(Records):
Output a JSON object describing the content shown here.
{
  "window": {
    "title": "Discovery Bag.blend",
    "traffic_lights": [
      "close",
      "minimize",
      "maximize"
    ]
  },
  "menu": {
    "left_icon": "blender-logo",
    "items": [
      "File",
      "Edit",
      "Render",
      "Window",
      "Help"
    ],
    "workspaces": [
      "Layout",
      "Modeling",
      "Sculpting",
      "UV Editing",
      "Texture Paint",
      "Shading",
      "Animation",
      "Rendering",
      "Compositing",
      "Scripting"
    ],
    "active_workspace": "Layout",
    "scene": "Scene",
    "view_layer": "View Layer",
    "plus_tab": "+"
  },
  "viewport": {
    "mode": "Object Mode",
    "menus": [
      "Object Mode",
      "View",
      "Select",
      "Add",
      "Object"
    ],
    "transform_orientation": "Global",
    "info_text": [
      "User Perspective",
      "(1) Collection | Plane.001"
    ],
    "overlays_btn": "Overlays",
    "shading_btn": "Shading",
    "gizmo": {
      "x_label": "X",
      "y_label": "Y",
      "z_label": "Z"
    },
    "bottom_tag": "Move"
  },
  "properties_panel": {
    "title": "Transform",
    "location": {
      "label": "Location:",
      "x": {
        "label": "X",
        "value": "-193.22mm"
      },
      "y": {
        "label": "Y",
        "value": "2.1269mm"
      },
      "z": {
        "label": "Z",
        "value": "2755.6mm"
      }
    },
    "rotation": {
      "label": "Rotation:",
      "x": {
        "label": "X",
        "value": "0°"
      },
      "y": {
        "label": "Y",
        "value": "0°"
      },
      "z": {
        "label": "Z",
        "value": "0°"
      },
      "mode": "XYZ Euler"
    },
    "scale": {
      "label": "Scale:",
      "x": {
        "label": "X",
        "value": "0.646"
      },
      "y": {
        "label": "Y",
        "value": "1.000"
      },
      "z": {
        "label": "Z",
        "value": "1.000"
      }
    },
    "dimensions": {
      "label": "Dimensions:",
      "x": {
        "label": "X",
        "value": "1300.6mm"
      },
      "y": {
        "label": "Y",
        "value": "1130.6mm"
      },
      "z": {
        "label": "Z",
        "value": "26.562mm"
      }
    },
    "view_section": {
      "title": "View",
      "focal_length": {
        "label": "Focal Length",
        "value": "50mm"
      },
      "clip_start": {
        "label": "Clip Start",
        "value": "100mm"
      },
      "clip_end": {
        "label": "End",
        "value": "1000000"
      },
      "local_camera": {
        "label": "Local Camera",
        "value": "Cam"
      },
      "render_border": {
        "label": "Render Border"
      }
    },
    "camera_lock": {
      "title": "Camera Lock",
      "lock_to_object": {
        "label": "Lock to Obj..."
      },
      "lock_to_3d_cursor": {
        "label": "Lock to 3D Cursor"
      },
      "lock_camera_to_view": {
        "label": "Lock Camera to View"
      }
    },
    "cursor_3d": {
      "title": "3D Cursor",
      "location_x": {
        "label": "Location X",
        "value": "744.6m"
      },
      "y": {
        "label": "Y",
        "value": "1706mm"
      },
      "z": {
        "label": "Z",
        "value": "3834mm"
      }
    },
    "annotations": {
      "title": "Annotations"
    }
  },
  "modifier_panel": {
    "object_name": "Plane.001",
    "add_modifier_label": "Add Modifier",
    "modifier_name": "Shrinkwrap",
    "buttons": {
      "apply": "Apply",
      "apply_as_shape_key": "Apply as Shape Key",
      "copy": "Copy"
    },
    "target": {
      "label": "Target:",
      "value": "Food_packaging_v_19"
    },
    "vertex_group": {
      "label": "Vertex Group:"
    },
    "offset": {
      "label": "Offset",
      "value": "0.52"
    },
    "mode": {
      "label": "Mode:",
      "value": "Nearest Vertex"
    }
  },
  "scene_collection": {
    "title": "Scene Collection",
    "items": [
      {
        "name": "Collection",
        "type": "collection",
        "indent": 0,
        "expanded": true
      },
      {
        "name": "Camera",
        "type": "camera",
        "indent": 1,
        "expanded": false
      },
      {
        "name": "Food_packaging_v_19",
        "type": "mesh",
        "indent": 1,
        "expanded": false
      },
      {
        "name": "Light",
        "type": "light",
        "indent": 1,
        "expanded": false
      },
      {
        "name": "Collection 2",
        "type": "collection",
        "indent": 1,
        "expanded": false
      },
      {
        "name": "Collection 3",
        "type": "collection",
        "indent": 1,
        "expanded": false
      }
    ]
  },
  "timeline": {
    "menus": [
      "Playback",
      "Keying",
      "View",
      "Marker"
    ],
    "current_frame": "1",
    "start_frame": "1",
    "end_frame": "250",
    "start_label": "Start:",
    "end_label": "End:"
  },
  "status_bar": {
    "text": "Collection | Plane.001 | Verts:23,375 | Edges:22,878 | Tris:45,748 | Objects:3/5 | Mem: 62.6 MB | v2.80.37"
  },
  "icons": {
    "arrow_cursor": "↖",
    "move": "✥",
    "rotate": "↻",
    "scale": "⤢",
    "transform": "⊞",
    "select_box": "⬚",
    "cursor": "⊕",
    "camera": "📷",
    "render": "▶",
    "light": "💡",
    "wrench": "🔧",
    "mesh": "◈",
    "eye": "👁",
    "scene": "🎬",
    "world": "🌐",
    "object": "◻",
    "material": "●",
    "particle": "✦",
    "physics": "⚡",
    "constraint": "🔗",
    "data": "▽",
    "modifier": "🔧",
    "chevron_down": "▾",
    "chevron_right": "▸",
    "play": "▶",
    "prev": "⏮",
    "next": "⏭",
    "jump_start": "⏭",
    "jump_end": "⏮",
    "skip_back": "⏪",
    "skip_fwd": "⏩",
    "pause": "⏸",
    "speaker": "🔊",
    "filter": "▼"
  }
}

(Challenge):
Write out all records exactly, keeping every detail.

(The solution):
Output a JSON object describing the content shown here.
{
  "window": {
    "title": "Discovery Bag.blend",
    "traffic_lights": [
      "close",
      "minimize",
      "maximize"
    ]
  },
  "menu": {
    "left_icon": "blender-logo",
    "items": [
      "File",
      "Edit",
      "Render",
      "Window",
      "Help"
    ],
    "workspaces": [
      "Layout",
      "Modeling",
      "Sculpting",
      "UV Editing",
      "Texture Paint",
      "Shading",
      "Animation",
      "Rendering",
      "Compositing",
      "Scripting"
    ],
    "active_workspace": "Layout",
    "scene": "Scene",
    "view_layer": "View Layer",
    "plus_tab": "+"
  },
  "viewport": {
    "mode": "Object Mode",
    "menus": [
      "Object Mode",
      "View",
      "Select",
      "Add",
      "Object"
    ],
    "transform_orientation": "Global",
    "info_text": [
      "User Perspective",
      "(1) Collection | Plane.001"
    ],
    "overlays_btn": "Overlays",
    "shading_btn": "Shading",
    "gizmo": {
      "x_label": "X",
      "y_label": "Y",
      "z_label": "Z"
    },
    "bottom_tag": "Move"
  },
  "properties_panel": {
    "title": "Transform",
    "location": {
      "label": "Location:",
      "x": {
        "label": "X",
        "value": "-193.22mm"
      },
      "y": {
        "label": "Y",
        "value": "2.1269mm"
      },
      "z": {
        "label": "Z",
        "value": "2755.6mm"
      }
    },
    "rotation": {
      "label": "Rotation:",
      "x": {
        "label": "X",
        "value": "0°"
      },
      "y": {
        "label": "Y",
        "value": "0°"
      },
      "z": {
        "label": "Z",
        "value": "0°"
      },
      "mode": "XYZ Euler"
    },
    "scale": {
      "label": "Scale:",
      "x": {
        "label": "X",
        "value": "0.646"
      },
      "y": {
        "label": "Y",
        "value": "1.000"
      },
      "z": {
        "label": "Z",
        "value": "1.000"
      }
    },
    "dimensions": {
      "label": "Dimensions:",
      "x": {
        "label": "X",
        "value": "1300.6mm"
      },
      "y": {
        "label": "Y",
        "value": "1130.6mm"
      },
      "z": {
        "label": "Z",
        "value": "26.562mm"
      }
    },
    "view_section": {
      "title": "View",
      "focal_length": {
        "label": "Focal Length",
        "value": "50mm"
      },
      "clip_start": {
        "label": "Clip Start",
        "value": "100mm"
      },
      "clip_end": {
        "label": "End",
        "value": "1000000"
      },
      "local_camera": {
        "label": "Local Camera",
        "value": "Cam"
      },
      "render_border": {
        "label": "Render Border"
      }
    },
    "camera_lock": {
      "title": "Camera Lock",
      "lock_to_object": {
        "label": "Lock to Obj..."
      },
      "lock_to_3d_cursor": {
        "label": "Lock to 3D Cursor"
      },
      "lock_camera_to_view": {
        "label": "Lock Camera to View"
      }
    },
    "cursor_3d": {
      "title": "3D Cursor",
      "location_x": {
        "label": "Location X",
        "value": "744.6m"
      },
      "y": {
        "label": "Y",
        "value": "1706mm"
      },
      "z": {
        "label": "Z",
        "value": "3834mm"
      }
    },
    "annotations": {
      "title": "Annotations"
    }
  },
  "modifier_panel": {
    "object_name": "Plane.001",
    "add_modifier_label": "Add Modifier",
    "modifier_name": "Shrinkwrap",
    "buttons": {
      "apply": "Apply",
      "apply_as_shape_key": "Apply as Shape Key",
      "copy": "Copy"
    },
    "target": {
      "label": "Target:",
      "value": "Food_packaging_v_19"
    },
    "vertex_group": {
      "label": "Vertex Group:"
    },
    "offset": {
      "label": "Offset",
      "value": "0.52"
    },
    "mode": {
      "label": "Mode:",
      "value": "Nearest Vertex"
    }
  },
  "scene_collection": {
    "title": "Scene Collection",
    "items": [
      {
        "name": "Collection",
        "type": "collection",
        "indent": 0,
        "expanded": true
      },
      {
        "name": "Camera",
        "type": "camera",
        "indent": 1,
        "expanded": false
      },
      {
        "name": "Food_packaging_v_19",
        "type": "mesh",
        "indent": 1,
        "expanded": false
      },
      {
        "name": "Light",
        "type": "light",
        "indent": 1,
        "expanded": false
      },
      {
        "name": "Collection 2",
        "type": "collection",
        "indent": 1,
        "expanded": false
      },
      {
        "name": "Collection 3",
        "type": "collection",
        "indent": 1,
        "expanded": false
      }
    ]
  },
  "timeline": {
    "menus": [
      "Playback",
      "Keying",
      "View",
      "Marker"
    ],
    "current_frame": "1",
    "start_frame": "1",
    "end_frame": "250",
    "start_label": "Start:",
    "end_label": "End:"
  },
  "status_bar": {
    "text": "Collection | Plane.001 | Verts:23,375 | Edges:22,878 | Tris:45,748 | Objects:3/5 | Mem: 62.6 MB | v2.80.37"
  },
  "icons": {
    "arrow_cursor": "↖",
    "move": "✥",
    "rotate": "↻",
    "scale": "⤢",
    "transform": "⊞",
    "select_box": "⬚",
    "cursor": "⊕",
    "camera": "📷",
    "render": "▶",
    "light": "💡",
    "wrench": "🔧",
    "mesh": "◈",
    "eye": "👁",
    "scene": "🎬",
    "world": "🌐",
    "object": "◻",
    "material": "●",
    "particle": "✦",
    "physics": "⚡",
    "constraint": "🔗",
    "data": "▽",
    "modifier": "🔧",
    "chevron_down": "▾",
    "chevron_right": "▸",
    "play": "▶",
    "prev": "⏮",
    "next": "⏭",
    "jump_start": "⏭",
    "jump_end": "⏮",
    "skip_back": "⏪",
    "skip_fwd": "⏩",
    "pause": "⏸",
    "speaker": "🔊",
    "filter": "▼"
  }
}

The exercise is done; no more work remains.